>> begin

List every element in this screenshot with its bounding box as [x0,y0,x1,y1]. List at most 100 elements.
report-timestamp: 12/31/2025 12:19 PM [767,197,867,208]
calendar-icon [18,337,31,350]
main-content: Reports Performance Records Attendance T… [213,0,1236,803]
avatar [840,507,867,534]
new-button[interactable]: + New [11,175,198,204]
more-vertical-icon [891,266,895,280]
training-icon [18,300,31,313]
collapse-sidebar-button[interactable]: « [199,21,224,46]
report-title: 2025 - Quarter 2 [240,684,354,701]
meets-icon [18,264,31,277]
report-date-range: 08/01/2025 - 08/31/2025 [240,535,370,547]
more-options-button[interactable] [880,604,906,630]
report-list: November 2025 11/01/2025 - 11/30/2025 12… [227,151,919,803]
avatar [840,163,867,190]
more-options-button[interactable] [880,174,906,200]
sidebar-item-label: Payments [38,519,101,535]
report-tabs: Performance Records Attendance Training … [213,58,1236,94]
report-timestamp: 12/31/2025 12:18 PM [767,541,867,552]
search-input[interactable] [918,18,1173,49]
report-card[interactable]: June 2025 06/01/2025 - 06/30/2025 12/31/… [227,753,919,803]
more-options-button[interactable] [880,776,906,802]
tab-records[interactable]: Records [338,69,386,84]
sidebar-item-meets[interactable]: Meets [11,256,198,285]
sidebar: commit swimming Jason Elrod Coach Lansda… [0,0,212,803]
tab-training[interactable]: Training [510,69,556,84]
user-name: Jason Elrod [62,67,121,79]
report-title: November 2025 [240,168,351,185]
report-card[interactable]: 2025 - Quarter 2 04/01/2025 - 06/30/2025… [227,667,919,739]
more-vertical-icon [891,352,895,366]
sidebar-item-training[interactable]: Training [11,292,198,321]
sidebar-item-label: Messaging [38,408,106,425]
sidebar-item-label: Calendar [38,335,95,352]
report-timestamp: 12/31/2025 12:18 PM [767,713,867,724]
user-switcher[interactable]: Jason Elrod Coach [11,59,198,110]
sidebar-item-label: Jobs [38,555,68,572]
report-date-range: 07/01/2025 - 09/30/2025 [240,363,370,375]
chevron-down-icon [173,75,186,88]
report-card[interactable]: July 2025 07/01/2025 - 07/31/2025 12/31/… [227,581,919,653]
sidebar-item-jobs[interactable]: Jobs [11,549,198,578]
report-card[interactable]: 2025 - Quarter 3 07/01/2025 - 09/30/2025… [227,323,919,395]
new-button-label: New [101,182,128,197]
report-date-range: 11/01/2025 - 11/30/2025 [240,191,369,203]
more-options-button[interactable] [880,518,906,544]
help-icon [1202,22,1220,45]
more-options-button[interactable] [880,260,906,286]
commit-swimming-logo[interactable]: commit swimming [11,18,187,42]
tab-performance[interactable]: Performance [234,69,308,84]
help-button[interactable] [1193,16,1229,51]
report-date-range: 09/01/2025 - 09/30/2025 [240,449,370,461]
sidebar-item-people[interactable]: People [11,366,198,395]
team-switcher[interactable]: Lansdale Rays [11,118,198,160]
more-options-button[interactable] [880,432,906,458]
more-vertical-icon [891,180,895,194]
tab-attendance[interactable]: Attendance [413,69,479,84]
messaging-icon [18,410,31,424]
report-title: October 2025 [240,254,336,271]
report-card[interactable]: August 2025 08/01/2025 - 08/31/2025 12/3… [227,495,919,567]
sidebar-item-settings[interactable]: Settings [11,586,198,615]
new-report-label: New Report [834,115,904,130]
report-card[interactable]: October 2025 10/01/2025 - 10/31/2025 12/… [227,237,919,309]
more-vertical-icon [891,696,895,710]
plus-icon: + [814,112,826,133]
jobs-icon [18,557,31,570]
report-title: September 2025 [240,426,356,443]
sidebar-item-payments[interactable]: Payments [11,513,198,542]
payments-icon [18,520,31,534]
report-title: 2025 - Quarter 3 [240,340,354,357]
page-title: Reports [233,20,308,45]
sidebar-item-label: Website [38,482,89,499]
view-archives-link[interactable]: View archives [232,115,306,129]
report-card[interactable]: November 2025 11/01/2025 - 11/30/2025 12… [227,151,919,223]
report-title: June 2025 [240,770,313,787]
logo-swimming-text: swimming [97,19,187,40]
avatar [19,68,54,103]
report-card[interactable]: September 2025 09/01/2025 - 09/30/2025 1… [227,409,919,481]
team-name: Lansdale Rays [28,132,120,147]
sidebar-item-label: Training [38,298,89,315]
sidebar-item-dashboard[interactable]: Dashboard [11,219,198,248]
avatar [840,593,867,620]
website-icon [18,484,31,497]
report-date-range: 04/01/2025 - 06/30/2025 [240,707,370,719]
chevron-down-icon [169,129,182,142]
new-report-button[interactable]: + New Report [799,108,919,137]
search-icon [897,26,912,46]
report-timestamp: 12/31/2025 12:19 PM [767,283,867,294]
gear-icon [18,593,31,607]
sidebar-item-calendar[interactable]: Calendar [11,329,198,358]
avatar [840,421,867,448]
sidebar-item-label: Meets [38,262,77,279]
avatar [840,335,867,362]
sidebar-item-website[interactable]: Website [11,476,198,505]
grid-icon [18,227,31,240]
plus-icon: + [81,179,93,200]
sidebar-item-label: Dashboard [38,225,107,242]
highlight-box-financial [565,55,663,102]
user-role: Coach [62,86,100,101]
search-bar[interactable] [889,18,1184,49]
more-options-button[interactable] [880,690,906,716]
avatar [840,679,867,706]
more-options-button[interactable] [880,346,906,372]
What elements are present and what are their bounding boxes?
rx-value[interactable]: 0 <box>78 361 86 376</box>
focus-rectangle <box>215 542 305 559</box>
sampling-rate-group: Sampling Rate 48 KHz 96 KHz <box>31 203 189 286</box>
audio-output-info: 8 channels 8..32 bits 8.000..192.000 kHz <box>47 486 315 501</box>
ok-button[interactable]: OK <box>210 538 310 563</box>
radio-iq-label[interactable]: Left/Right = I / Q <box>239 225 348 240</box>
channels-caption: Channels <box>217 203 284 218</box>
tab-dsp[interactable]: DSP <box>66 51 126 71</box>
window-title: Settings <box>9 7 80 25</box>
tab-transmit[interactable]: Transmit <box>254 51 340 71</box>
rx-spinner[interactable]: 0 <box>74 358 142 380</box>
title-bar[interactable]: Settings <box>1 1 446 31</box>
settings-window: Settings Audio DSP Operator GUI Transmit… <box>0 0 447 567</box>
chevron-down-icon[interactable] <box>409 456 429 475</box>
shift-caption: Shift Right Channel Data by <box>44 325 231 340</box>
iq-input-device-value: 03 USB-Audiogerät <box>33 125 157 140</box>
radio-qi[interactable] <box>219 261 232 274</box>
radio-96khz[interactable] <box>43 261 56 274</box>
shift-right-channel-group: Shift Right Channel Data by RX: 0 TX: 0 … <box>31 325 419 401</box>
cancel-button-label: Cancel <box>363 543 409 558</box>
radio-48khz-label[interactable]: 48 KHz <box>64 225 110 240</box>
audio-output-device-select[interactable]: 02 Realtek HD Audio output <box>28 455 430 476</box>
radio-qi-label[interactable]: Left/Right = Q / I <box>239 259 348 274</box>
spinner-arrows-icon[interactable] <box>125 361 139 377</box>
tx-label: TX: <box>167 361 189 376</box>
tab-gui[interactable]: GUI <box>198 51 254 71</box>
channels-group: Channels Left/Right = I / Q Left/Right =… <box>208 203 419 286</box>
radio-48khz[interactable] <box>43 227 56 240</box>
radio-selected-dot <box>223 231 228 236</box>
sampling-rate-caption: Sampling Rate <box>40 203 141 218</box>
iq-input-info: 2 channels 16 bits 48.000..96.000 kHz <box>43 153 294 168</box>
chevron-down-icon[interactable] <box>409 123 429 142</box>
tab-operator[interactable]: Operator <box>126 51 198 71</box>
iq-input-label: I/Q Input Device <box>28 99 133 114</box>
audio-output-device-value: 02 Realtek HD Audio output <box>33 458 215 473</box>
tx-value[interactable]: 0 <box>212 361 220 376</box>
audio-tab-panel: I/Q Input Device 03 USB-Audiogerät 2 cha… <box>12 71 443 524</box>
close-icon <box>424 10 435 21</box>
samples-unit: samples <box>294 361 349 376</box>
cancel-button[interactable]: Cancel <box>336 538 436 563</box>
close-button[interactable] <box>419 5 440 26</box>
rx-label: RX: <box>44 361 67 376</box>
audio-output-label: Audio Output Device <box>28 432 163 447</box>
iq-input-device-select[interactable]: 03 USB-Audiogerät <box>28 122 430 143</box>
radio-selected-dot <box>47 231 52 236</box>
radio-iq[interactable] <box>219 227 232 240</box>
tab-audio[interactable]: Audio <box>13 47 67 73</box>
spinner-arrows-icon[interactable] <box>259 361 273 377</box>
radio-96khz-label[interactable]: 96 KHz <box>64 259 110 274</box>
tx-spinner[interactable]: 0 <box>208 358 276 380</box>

>> end

Arrange everything from the start of the listing down to and including the line containing "sidebar-item-meets[interactable]: Meets [11,256,198,285]" as a JSON list of strings, one string per line, omitting blank lines.

ANSWER TO THIS TASK →
[
  "List every element in this screenshot with its bounding box as [x0,y0,x1,y1]. List at most 100 elements.",
  "report-timestamp: 12/31/2025 12:19 PM [767,197,867,208]",
  "calendar-icon [18,337,31,350]",
  "main-content: Reports Performance Records Attendance T… [213,0,1236,803]",
  "avatar [840,507,867,534]",
  "new-button[interactable]: + New [11,175,198,204]",
  "more-vertical-icon [891,266,895,280]",
  "training-icon [18,300,31,313]",
  "collapse-sidebar-button[interactable]: « [199,21,224,46]",
  "report-title: 2025 - Quarter 2 [240,684,354,701]",
  "meets-icon [18,264,31,277]",
  "report-date-range: 08/01/2025 - 08/31/2025 [240,535,370,547]",
  "more-options-button[interactable] [880,604,906,630]",
  "report-list: November 2025 11/01/2025 - 11/30/2025 12… [227,151,919,803]",
  "avatar [840,163,867,190]",
  "more-options-button[interactable] [880,174,906,200]",
  "sidebar-item-label: Payments [38,519,101,535]",
  "report-tabs: Performance Records Attendance Training … [213,58,1236,94]",
  "report-timestamp: 12/31/2025 12:18 PM [767,541,867,552]",
  "search-input[interactable] [918,18,1173,49]",
  "report-card[interactable]: June 2025 06/01/2025 - 06/30/2025 12/31/… [227,753,919,803]",
  "more-options-button[interactable] [880,776,906,802]",
  "tab-records[interactable]: Records [338,69,386,84]",
  "sidebar-item-meets[interactable]: Meets [11,256,198,285]"
]